### [PROBLEM REQUIREMENTS]
Reproduce the records below in full and without edits, omitting images.

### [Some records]
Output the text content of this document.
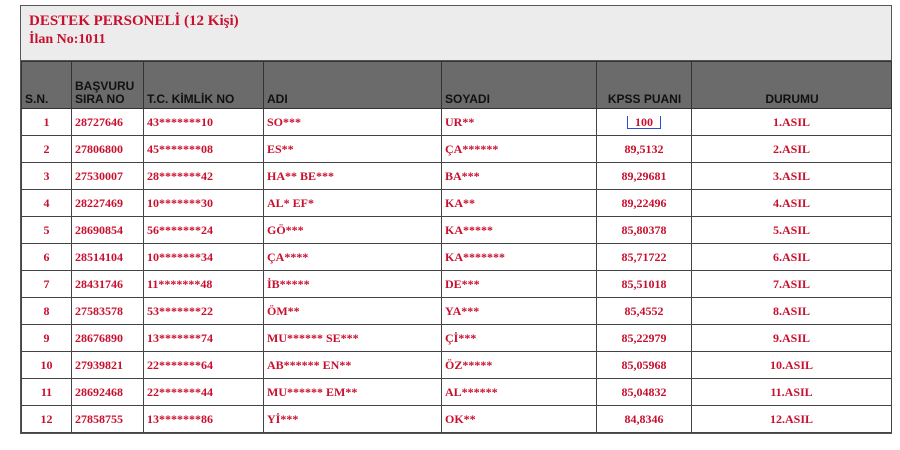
DESTEK PERSONELİ (12 Kişi)
İlan No:1011
S.N.	BAŞVURU SIRA NO	T.C. KİMLİK NO	ADI	SOYADI	KPSS PUANI	DURUMU
1	28727646	43*******10	SO***	UR**	100	1.ASIL
2	27806800	45*******08	ES**	ÇA******	89,5132	2.ASIL
3	27530007	28*******42	HA** BE***	BA***	89,29681	3.ASIL
4	28227469	10*******30	AL* EF*	KA**	89,22496	4.ASIL
5	28690854	56*******24	GÖ***	KA*****	85,80378	5.ASIL
6	28514104	10*******34	ÇA****	KA*******	85,71722	6.ASIL
7	28431746	11*******48	İB*****	DE***	85,51018	7.ASIL
8	27583578	53*******22	ÖM**	YA***	85,4552	8.ASIL
9	28676890	13*******74	MU****** SE***	Çİ***	85,22979	9.ASIL
10	27939821	22*******64	AB****** EN**	ÖZ*****	85,05968	10.ASIL
11	28692468	22*******44	MU****** EM**	AL******	85,04832	11.ASIL
12	27858755	13*******86	Yİ***	OK**	84,8346	12.ASIL
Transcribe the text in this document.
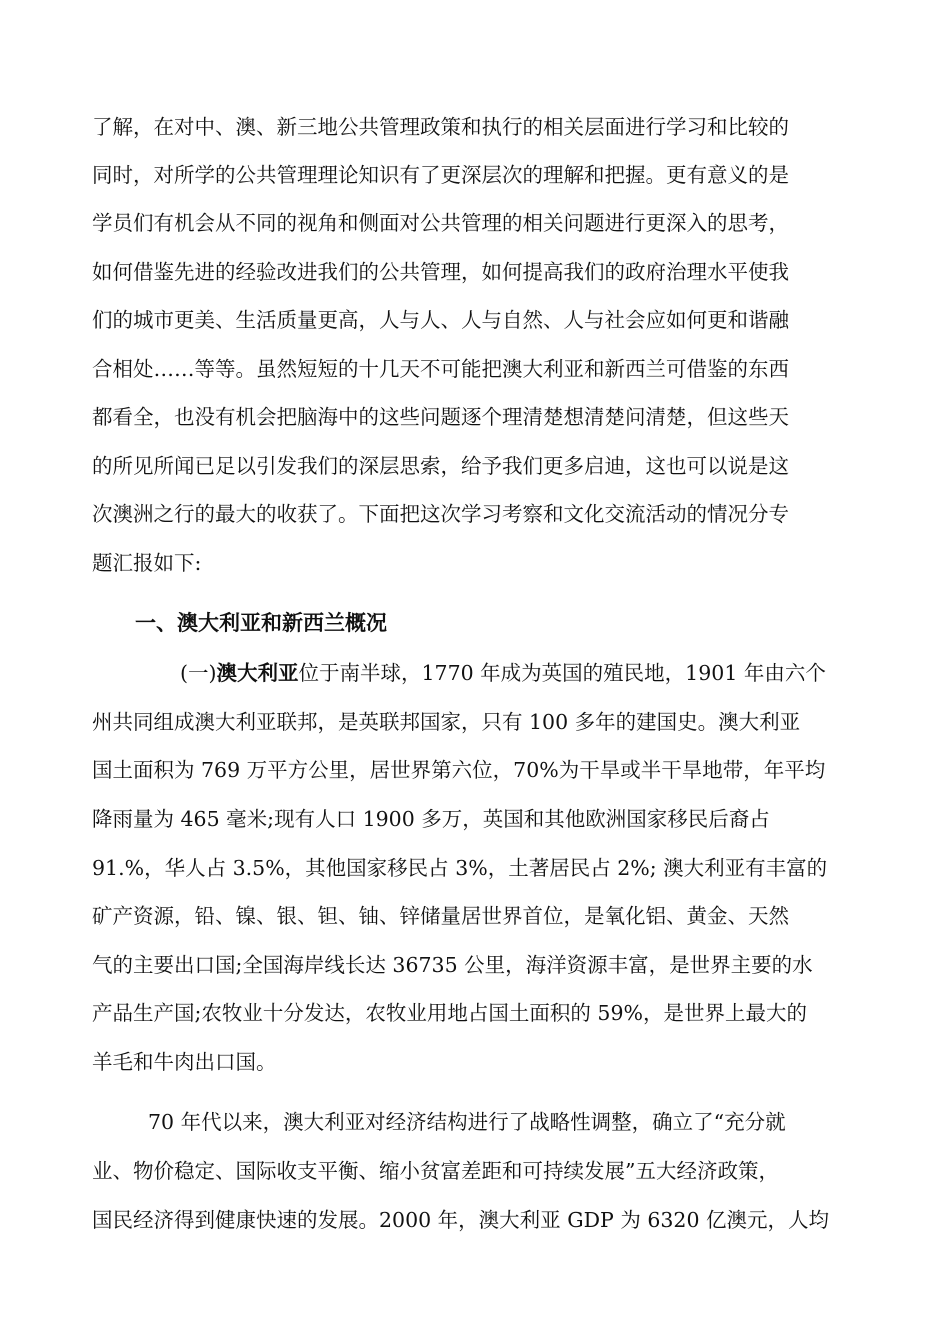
了解，在对中、澳、新三地公共管理政策和执行的相关层面进行学习和比较的
同时，对所学的公共管理理论知识有了更深层次的理解和把握。更有意义的是
学员们有机会从不同的视角和侧面对公共管理的相关问题进行更深入的思考，
如何借鉴先进的经验改进我们的公共管理，如何提高我们的政府治理水平使我
们的城市更美、生活质量更高，人与人、人与自然、人与社会应如何更和谐融
合相处……等等。虽然短短的十几天不可能把澳大利亚和新西兰可借鉴的东西
都看全，也没有机会把脑海中的这些问题逐个理清楚想清楚问清楚，但这些天
的所见所闻已足以引发我们的深层思索，给予我们更多启迪，这也可以说是这
次澳洲之行的最大的收获了。下面把这次学习考察和文化交流活动的情况分专
题汇报如下:
一、澳大利亚和新西兰概况
(一)澳大利亚位于南半球，1770 年成为英国的殖民地，1901 年由六个
州共同组成澳大利亚联邦，是英联邦国家，只有 100 多年的建国史。澳大利亚
国土面积为 769 万平方公里，居世界第六位，70%为干旱或半干旱地带，年平均
降雨量为 465 毫米;现有人口 1900 多万，英国和其他欧洲国家移民后裔占
91.%，华人占 3.5%，其他国家移民占 3%，土著居民占 2%; 澳大利亚有丰富的
矿产资源，铅、镍、银、钽、铀、锌储量居世界首位，是氧化铝、黄金、天然
气的主要出口国;全国海岸线长达 36735 公里，海洋资源丰富，是世界主要的水
产品生产国;农牧业十分发达，农牧业用地占国土面积的 59%，是世界上最大的
羊毛和牛肉出口国。
70 年代以来，澳大利亚对经济结构进行了战略性调整，确立了“充分就
业、物价稳定、国际收支平衡、缩小贫富差距和可持续发展”五大经济政策，
国民经济得到健康快速的发展。2000 年，澳大利亚 GDP 为 6320 亿澳元，人均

### [REPLY TO THE TASK]
Output the text content of this document.
DESTEK PERSONELİ (12 Kişi)
İlan No:1011
S.N.	BAŞVURU SIRA NO	T.C. KİMLİK NO	ADI	SOYADI	KPSS PUANI	DURUMU
1	28727646	43*******10	SO***	UR**	100	1.ASIL
2	27806800	45*******08	ES**	ÇA******	89,5132	2.ASIL
3	27530007	28*******42	HA** BE***	BA***	89,29681	3.ASIL
4	28227469	10*******30	AL* EF*	KA**	89,22496	4.ASIL
5	28690854	56*******24	GÖ***	KA*****	85,80378	5.ASIL
6	28514104	10*******34	ÇA****	KA*******	85,71722	6.ASIL
7	28431746	11*******48	İB*****	DE***	85,51018	7.ASIL
8	27583578	53*******22	ÖM**	YA***	85,4552	8.ASIL
9	28676890	13*******74	MU****** SE***	Çİ***	85,22979	9.ASIL
10	27939821	22*******64	AB****** EN**	ÖZ*****	85,05968	10.ASIL
11	28692468	22*******44	MU****** EM**	AL******	85,04832	11.ASIL
12	27858755	13*******86	Yİ***	OK**	84,8346	12.ASIL
Transcribe the text in this document.
了解，在对中、澳、新三地公共管理政策和执行的相关层面进行学习和比较的
同时，对所学的公共管理理论知识有了更深层次的理解和把握。更有意义的是
学员们有机会从不同的视角和侧面对公共管理的相关问题进行更深入的思考，
如何借鉴先进的经验改进我们的公共管理，如何提高我们的政府治理水平使我
们的城市更美、生活质量更高，人与人、人与自然、人与社会应如何更和谐融
合相处……等等。虽然短短的十几天不可能把澳大利亚和新西兰可借鉴的东西
都看全，也没有机会把脑海中的这些问题逐个理清楚想清楚问清楚，但这些天
的所见所闻已足以引发我们的深层思索，给予我们更多启迪，这也可以说是这
次澳洲之行的最大的收获了。下面把这次学习考察和文化交流活动的情况分专
题汇报如下:
一、澳大利亚和新西兰概况
(一)澳大利亚位于南半球，1770 年成为英国的殖民地，1901 年由六个
州共同组成澳大利亚联邦，是英联邦国家，只有 100 多年的建国史。澳大利亚
国土面积为 769 万平方公里，居世界第六位，70%为干旱或半干旱地带，年平均
降雨量为 465 毫米;现有人口 1900 多万，英国和其他欧洲国家移民后裔占
91.%，华人占 3.5%，其他国家移民占 3%，土著居民占 2%; 澳大利亚有丰富的
矿产资源，铅、镍、银、钽、铀、锌储量居世界首位，是氧化铝、黄金、天然
气的主要出口国;全国海岸线长达 36735 公里，海洋资源丰富，是世界主要的水
产品生产国;农牧业十分发达，农牧业用地占国土面积的 59%，是世界上最大的
羊毛和牛肉出口国。
70 年代以来，澳大利亚对经济结构进行了战略性调整，确立了“充分就
业、物价稳定、国际收支平衡、缩小贫富差距和可持续发展”五大经济政策，
国民经济得到健康快速的发展。2000 年，澳大利亚 GDP 为 6320 亿澳元，人均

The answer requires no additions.